WHAT YOU NEED TO DO: Return the listing word for word, as given.

[Rows from a figure dataset]
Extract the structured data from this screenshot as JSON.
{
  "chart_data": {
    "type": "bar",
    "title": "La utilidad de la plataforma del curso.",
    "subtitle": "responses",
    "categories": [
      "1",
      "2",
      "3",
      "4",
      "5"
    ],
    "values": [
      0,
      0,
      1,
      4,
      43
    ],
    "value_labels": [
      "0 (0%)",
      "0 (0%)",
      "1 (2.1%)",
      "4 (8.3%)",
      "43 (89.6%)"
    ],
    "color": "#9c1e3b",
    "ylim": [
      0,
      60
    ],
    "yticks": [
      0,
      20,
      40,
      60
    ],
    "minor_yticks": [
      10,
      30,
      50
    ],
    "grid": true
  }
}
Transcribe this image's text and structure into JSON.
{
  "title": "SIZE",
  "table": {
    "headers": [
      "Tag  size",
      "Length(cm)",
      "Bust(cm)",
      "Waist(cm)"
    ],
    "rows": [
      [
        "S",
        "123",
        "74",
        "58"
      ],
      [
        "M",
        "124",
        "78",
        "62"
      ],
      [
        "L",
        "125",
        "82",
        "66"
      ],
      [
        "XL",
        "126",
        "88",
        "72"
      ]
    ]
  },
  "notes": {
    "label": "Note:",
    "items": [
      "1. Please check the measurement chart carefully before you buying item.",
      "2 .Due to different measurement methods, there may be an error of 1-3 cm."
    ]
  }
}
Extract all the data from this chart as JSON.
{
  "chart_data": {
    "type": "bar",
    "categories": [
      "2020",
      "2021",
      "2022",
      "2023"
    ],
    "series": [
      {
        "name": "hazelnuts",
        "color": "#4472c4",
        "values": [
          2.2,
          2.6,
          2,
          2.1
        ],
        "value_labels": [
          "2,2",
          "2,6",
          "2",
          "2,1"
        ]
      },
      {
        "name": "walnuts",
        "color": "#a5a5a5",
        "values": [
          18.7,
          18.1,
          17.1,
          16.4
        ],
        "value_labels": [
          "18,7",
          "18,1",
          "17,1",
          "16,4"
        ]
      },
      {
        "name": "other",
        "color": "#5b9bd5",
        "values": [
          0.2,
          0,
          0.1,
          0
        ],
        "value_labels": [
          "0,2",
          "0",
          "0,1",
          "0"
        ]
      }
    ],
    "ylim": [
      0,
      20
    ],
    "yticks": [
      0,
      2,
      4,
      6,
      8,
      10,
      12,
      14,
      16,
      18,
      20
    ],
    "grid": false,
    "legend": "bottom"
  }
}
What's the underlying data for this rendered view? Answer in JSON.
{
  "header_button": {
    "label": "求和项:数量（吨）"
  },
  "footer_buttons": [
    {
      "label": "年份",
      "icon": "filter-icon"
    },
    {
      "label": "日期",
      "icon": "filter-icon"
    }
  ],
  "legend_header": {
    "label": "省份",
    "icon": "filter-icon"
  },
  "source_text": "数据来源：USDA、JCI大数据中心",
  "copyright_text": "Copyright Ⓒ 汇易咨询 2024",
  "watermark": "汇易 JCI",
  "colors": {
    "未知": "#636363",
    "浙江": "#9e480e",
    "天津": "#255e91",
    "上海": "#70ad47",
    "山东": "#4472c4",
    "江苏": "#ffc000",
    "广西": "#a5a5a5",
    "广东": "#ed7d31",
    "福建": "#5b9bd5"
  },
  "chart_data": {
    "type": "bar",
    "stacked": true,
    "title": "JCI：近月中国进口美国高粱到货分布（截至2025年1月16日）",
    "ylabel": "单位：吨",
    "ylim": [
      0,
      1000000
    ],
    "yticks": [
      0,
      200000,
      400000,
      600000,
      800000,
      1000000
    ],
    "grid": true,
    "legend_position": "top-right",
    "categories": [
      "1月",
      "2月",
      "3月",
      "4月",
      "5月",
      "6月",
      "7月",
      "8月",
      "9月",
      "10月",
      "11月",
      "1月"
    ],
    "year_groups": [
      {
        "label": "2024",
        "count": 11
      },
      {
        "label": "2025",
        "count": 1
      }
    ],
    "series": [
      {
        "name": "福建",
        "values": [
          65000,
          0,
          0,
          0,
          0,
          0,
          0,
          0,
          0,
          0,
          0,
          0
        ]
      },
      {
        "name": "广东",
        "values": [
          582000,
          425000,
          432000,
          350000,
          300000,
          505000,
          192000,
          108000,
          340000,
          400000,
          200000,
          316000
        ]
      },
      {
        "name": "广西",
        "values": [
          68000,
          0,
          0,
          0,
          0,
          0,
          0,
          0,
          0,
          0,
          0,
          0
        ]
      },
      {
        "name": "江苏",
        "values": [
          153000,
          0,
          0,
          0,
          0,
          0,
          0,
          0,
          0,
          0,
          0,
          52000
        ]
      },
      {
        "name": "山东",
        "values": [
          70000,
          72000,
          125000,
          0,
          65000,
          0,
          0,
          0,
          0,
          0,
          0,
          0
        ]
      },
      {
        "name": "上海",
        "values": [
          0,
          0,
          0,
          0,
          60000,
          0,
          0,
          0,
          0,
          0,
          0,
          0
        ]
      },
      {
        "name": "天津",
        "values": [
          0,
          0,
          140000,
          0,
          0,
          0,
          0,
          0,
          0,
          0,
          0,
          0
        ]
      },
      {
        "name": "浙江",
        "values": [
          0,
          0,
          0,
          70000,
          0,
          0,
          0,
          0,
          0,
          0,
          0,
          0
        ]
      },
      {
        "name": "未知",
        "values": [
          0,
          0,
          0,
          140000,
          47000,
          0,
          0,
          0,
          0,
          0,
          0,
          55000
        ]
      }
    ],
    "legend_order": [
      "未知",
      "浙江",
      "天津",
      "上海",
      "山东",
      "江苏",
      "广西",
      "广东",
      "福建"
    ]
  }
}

SOLUTION:
Extract the structured data from this screenshot as JSON.
{
  "chart_data": {
    "type": "bar",
    "title": "La utilidad de la plataforma del curso.",
    "subtitle": "responses",
    "categories": [
      "1",
      "2",
      "3",
      "4",
      "5"
    ],
    "values": [
      0,
      0,
      1,
      4,
      43
    ],
    "value_labels": [
      "0 (0%)",
      "0 (0%)",
      "1 (2.1%)",
      "4 (8.3%)",
      "43 (89.6%)"
    ],
    "color": "#9c1e3b",
    "ylim": [
      0,
      60
    ],
    "yticks": [
      0,
      20,
      40,
      60
    ],
    "minor_yticks": [
      10,
      30,
      50
    ],
    "grid": true
  }
}
Transcribe this image's text and structure into JSON.
{
  "title": "SIZE",
  "table": {
    "headers": [
      "Tag  size",
      "Length(cm)",
      "Bust(cm)",
      "Waist(cm)"
    ],
    "rows": [
      [
        "S",
        "123",
        "74",
        "58"
      ],
      [
        "M",
        "124",
        "78",
        "62"
      ],
      [
        "L",
        "125",
        "82",
        "66"
      ],
      [
        "XL",
        "126",
        "88",
        "72"
      ]
    ]
  },
  "notes": {
    "label": "Note:",
    "items": [
      "1. Please check the measurement chart carefully before you buying item.",
      "2 .Due to different measurement methods, there may be an error of 1-3 cm."
    ]
  }
}
Extract all the data from this chart as JSON.
{
  "chart_data": {
    "type": "bar",
    "categories": [
      "2020",
      "2021",
      "2022",
      "2023"
    ],
    "series": [
      {
        "name": "hazelnuts",
        "color": "#4472c4",
        "values": [
          2.2,
          2.6,
          2,
          2.1
        ],
        "value_labels": [
          "2,2",
          "2,6",
          "2",
          "2,1"
        ]
      },
      {
        "name": "walnuts",
        "color": "#a5a5a5",
        "values": [
          18.7,
          18.1,
          17.1,
          16.4
        ],
        "value_labels": [
          "18,7",
          "18,1",
          "17,1",
          "16,4"
        ]
      },
      {
        "name": "other",
        "color": "#5b9bd5",
        "values": [
          0.2,
          0,
          0.1,
          0
        ],
        "value_labels": [
          "0,2",
          "0",
          "0,1",
          "0"
        ]
      }
    ],
    "ylim": [
      0,
      20
    ],
    "yticks": [
      0,
      2,
      4,
      6,
      8,
      10,
      12,
      14,
      16,
      18,
      20
    ],
    "grid": false,
    "legend": "bottom"
  }
}
What's the underlying data for this rendered view? Answer in JSON.
{
  "header_button": {
    "label": "求和项:数量（吨）"
  },
  "footer_buttons": [
    {
      "label": "年份",
      "icon": "filter-icon"
    },
    {
      "label": "日期",
      "icon": "filter-icon"
    }
  ],
  "legend_header": {
    "label": "省份",
    "icon": "filter-icon"
  },
  "source_text": "数据来源：USDA、JCI大数据中心",
  "copyright_text": "Copyright Ⓒ 汇易咨询 2024",
  "watermark": "汇易 JCI",
  "colors": {
    "未知": "#636363",
    "浙江": "#9e480e",
    "天津": "#255e91",
    "上海": "#70ad47",
    "山东": "#4472c4",
    "江苏": "#ffc000",
    "广西": "#a5a5a5",
    "广东": "#ed7d31",
    "福建": "#5b9bd5"
  },
  "chart_data": {
    "type": "bar",
    "stacked": true,
    "title": "JCI：近月中国进口美国高粱到货分布（截至2025年1月16日）",
    "ylabel": "单位：吨",
    "ylim": [
      0,
      1000000
    ],
    "yticks": [
      0,
      200000,
      400000,
      600000,
      800000,
      1000000
    ],
    "grid": true,
    "legend_position": "top-right",
    "categories": [
      "1月",
      "2月",
      "3月",
      "4月",
      "5月",
      "6月",
      "7月",
      "8月",
      "9月",
      "10月",
      "11月",
      "1月"
    ],
    "year_groups": [
      {
        "label": "2024",
        "count": 11
      },
      {
        "label": "2025",
        "count": 1
      }
    ],
    "series": [
      {
        "name": "福建",
        "values": [
          65000,
          0,
          0,
          0,
          0,
          0,
          0,
          0,
          0,
          0,
          0,
          0
        ]
      },
      {
        "name": "广东",
        "values": [
          582000,
          425000,
          432000,
          350000,
          300000,
          505000,
          192000,
          108000,
          340000,
          400000,
          200000,
          316000
        ]
      },
      {
        "name": "广西",
        "values": [
          68000,
          0,
          0,
          0,
          0,
          0,
          0,
          0,
          0,
          0,
          0,
          0
        ]
      },
      {
        "name": "江苏",
        "values": [
          153000,
          0,
          0,
          0,
          0,
          0,
          0,
          0,
          0,
          0,
          0,
          52000
        ]
      },
      {
        "name": "山东",
        "values": [
          70000,
          72000,
          125000,
          0,
          65000,
          0,
          0,
          0,
          0,
          0,
          0,
          0
        ]
      },
      {
        "name": "上海",
        "values": [
          0,
          0,
          0,
          0,
          60000,
          0,
          0,
          0,
          0,
          0,
          0,
          0
        ]
      },
      {
        "name": "天津",
        "values": [
          0,
          0,
          140000,
          0,
          0,
          0,
          0,
          0,
          0,
          0,
          0,
          0
        ]
      },
      {
        "name": "浙江",
        "values": [
          0,
          0,
          0,
          70000,
          0,
          0,
          0,
          0,
          0,
          0,
          0,
          0
        ]
      },
      {
        "name": "未知",
        "values": [
          0,
          0,
          0,
          140000,
          47000,
          0,
          0,
          0,
          0,
          0,
          0,
          55000
        ]
      }
    ],
    "legend_order": [
      "未知",
      "浙江",
      "天津",
      "上海",
      "山东",
      "江苏",
      "广西",
      "广东",
      "福建"
    ]
  }
}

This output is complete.